** Task statement **
Reproduce each line of the listing exactly.

** Dataset records **
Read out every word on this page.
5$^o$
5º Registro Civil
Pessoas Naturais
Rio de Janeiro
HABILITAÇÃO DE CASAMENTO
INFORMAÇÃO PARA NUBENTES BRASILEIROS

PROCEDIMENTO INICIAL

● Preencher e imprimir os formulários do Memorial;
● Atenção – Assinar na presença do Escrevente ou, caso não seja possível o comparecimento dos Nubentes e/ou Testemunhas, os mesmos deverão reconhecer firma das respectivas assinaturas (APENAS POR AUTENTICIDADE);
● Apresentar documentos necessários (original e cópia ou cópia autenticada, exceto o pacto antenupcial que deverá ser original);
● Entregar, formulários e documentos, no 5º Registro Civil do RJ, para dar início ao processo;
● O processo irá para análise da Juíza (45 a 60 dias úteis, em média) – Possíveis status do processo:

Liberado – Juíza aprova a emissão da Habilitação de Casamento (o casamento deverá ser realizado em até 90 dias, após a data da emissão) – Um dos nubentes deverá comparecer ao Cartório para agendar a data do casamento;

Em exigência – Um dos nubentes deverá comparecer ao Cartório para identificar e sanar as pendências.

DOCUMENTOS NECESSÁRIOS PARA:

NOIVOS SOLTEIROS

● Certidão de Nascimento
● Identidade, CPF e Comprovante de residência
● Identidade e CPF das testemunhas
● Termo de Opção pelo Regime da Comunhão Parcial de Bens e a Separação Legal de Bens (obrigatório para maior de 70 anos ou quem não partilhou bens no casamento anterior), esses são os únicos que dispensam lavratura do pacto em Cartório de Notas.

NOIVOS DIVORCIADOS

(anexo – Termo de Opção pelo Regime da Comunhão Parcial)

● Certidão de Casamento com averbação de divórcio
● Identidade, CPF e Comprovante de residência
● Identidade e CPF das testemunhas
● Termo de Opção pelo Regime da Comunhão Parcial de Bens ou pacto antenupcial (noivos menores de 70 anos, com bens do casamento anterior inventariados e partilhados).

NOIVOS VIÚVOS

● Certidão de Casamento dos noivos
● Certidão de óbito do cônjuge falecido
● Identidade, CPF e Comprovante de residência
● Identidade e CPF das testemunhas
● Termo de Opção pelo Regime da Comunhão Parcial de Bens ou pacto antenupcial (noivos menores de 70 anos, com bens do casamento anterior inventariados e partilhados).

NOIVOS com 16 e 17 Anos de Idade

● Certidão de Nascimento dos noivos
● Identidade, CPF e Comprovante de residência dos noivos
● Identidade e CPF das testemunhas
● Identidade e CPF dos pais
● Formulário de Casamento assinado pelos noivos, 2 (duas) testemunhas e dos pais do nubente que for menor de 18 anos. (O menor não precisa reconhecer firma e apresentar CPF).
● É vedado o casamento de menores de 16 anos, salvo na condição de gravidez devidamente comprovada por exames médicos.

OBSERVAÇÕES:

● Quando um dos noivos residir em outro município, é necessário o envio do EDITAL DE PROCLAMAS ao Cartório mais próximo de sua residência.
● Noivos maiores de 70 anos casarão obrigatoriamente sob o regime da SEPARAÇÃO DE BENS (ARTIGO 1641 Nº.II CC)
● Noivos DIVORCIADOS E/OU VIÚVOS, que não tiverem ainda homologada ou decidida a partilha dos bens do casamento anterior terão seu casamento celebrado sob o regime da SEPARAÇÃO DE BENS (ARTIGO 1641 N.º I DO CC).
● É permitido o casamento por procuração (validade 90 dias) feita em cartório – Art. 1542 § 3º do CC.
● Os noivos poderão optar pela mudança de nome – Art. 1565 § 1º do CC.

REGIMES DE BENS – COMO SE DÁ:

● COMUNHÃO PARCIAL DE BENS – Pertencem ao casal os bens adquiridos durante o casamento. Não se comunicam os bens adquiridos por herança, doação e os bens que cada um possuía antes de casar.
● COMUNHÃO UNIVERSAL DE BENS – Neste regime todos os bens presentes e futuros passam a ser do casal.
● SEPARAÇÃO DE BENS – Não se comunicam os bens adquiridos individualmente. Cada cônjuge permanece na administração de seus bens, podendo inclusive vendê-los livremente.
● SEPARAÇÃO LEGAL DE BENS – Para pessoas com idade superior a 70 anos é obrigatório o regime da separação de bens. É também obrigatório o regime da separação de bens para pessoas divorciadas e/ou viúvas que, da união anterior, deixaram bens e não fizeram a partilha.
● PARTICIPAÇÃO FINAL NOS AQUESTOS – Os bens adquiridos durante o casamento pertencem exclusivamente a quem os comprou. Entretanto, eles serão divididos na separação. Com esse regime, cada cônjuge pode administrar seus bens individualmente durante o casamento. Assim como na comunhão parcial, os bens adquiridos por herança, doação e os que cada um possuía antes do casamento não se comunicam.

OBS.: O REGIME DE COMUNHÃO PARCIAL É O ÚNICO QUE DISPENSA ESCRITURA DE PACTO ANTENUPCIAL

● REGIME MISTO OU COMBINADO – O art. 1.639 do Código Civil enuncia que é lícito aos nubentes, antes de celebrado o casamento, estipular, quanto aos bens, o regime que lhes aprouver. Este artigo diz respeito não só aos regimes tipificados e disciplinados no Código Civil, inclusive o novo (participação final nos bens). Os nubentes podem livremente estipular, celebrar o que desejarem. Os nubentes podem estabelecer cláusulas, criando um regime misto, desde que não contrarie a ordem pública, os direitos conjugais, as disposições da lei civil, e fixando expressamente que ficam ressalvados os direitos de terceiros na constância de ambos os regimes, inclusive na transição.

** Reply to the task **
Read out every word on this page.
5$^o$
5º Registro Civil
Pessoas Naturais
Rio de Janeiro
HABILITAÇÃO DE CASAMENTO
INFORMAÇÃO PARA NUBENTES BRASILEIROS

PROCEDIMENTO INICIAL

● Preencher e imprimir os formulários do Memorial;
● Atenção – Assinar na presença do Escrevente ou, caso não seja possível o comparecimento dos Nubentes e/ou Testemunhas, os mesmos deverão reconhecer firma das respectivas assinaturas (APENAS POR AUTENTICIDADE);
● Apresentar documentos necessários (original e cópia ou cópia autenticada, exceto o pacto antenupcial que deverá ser original);
● Entregar, formulários e documentos, no 5º Registro Civil do RJ, para dar início ao processo;
● O processo irá para análise da Juíza (45 a 60 dias úteis, em média) – Possíveis status do processo:

Liberado – Juíza aprova a emissão da Habilitação de Casamento (o casamento deverá ser realizado em até 90 dias, após a data da emissão) – Um dos nubentes deverá comparecer ao Cartório para agendar a data do casamento;

Em exigência – Um dos nubentes deverá comparecer ao Cartório para identificar e sanar as pendências.

DOCUMENTOS NECESSÁRIOS PARA:

NOIVOS SOLTEIROS

● Certidão de Nascimento
● Identidade, CPF e Comprovante de residência
● Identidade e CPF das testemunhas
● Termo de Opção pelo Regime da Comunhão Parcial de Bens e a Separação Legal de Bens (obrigatório para maior de 70 anos ou quem não partilhou bens no casamento anterior), esses são os únicos que dispensam lavratura do pacto em Cartório de Notas.

NOIVOS DIVORCIADOS

(anexo – Termo de Opção pelo Regime da Comunhão Parcial)

● Certidão de Casamento com averbação de divórcio
● Identidade, CPF e Comprovante de residência
● Identidade e CPF das testemunhas
● Termo de Opção pelo Regime da Comunhão Parcial de Bens ou pacto antenupcial (noivos menores de 70 anos, com bens do casamento anterior inventariados e partilhados).

NOIVOS VIÚVOS

● Certidão de Casamento dos noivos
● Certidão de óbito do cônjuge falecido
● Identidade, CPF e Comprovante de residência
● Identidade e CPF das testemunhas
● Termo de Opção pelo Regime da Comunhão Parcial de Bens ou pacto antenupcial (noivos menores de 70 anos, com bens do casamento anterior inventariados e partilhados).

NOIVOS com 16 e 17 Anos de Idade

● Certidão de Nascimento dos noivos
● Identidade, CPF e Comprovante de residência dos noivos
● Identidade e CPF das testemunhas
● Identidade e CPF dos pais
● Formulário de Casamento assinado pelos noivos, 2 (duas) testemunhas e dos pais do nubente que for menor de 18 anos. (O menor não precisa reconhecer firma e apresentar CPF).
● É vedado o casamento de menores de 16 anos, salvo na condição de gravidez devidamente comprovada por exames médicos.

OBSERVAÇÕES:

● Quando um dos noivos residir em outro município, é necessário o envio do EDITAL DE PROCLAMAS ao Cartório mais próximo de sua residência.
● Noivos maiores de 70 anos casarão obrigatoriamente sob o regime da SEPARAÇÃO DE BENS (ARTIGO 1641 Nº.II CC)
● Noivos DIVORCIADOS E/OU VIÚVOS, que não tiverem ainda homologada ou decidida a partilha dos bens do casamento anterior terão seu casamento celebrado sob o regime da SEPARAÇÃO DE BENS (ARTIGO 1641 N.º I DO CC).
● É permitido o casamento por procuração (validade 90 dias) feita em cartório – Art. 1542 § 3º do CC.
● Os noivos poderão optar pela mudança de nome – Art. 1565 § 1º do CC.

REGIMES DE BENS – COMO SE DÁ:

● COMUNHÃO PARCIAL DE BENS – Pertencem ao casal os bens adquiridos durante o casamento. Não se comunicam os bens adquiridos por herança, doação e os bens que cada um possuía antes de casar.
● COMUNHÃO UNIVERSAL DE BENS – Neste regime todos os bens presentes e futuros passam a ser do casal.
● SEPARAÇÃO DE BENS – Não se comunicam os bens adquiridos individualmente. Cada cônjuge permanece na administração de seus bens, podendo inclusive vendê-los livremente.
● SEPARAÇÃO LEGAL DE BENS – Para pessoas com idade superior a 70 anos é obrigatório o regime da separação de bens. É também obrigatório o regime da separação de bens para pessoas divorciadas e/ou viúvas que, da união anterior, deixaram bens e não fizeram a partilha.
● PARTICIPAÇÃO FINAL NOS AQUESTOS – Os bens adquiridos durante o casamento pertencem exclusivamente a quem os comprou. Entretanto, eles serão divididos na separação. Com esse regime, cada cônjuge pode administrar seus bens individualmente durante o casamento. Assim como na comunhão parcial, os bens adquiridos por herança, doação e os que cada um possuía antes do casamento não se comunicam.

OBS.: O REGIME DE COMUNHÃO PARCIAL É O ÚNICO QUE DISPENSA ESCRITURA DE PACTO ANTENUPCIAL

● REGIME MISTO OU COMBINADO – O art. 1.639 do Código Civil enuncia que é lícito aos nubentes, antes de celebrado o casamento, estipular, quanto aos bens, o regime que lhes aprouver. Este artigo diz respeito não só aos regimes tipificados e disciplinados no Código Civil, inclusive o novo (participação final nos bens). Os nubentes podem livremente estipular, celebrar o que desejarem. Os nubentes podem estabelecer cláusulas, criando um regime misto, desde que não contrarie a ordem pública, os direitos conjugais, as disposições da lei civil, e fixando expressamente que ficam ressalvados os direitos de terceiros na constância de ambos os regimes, inclusive na transição.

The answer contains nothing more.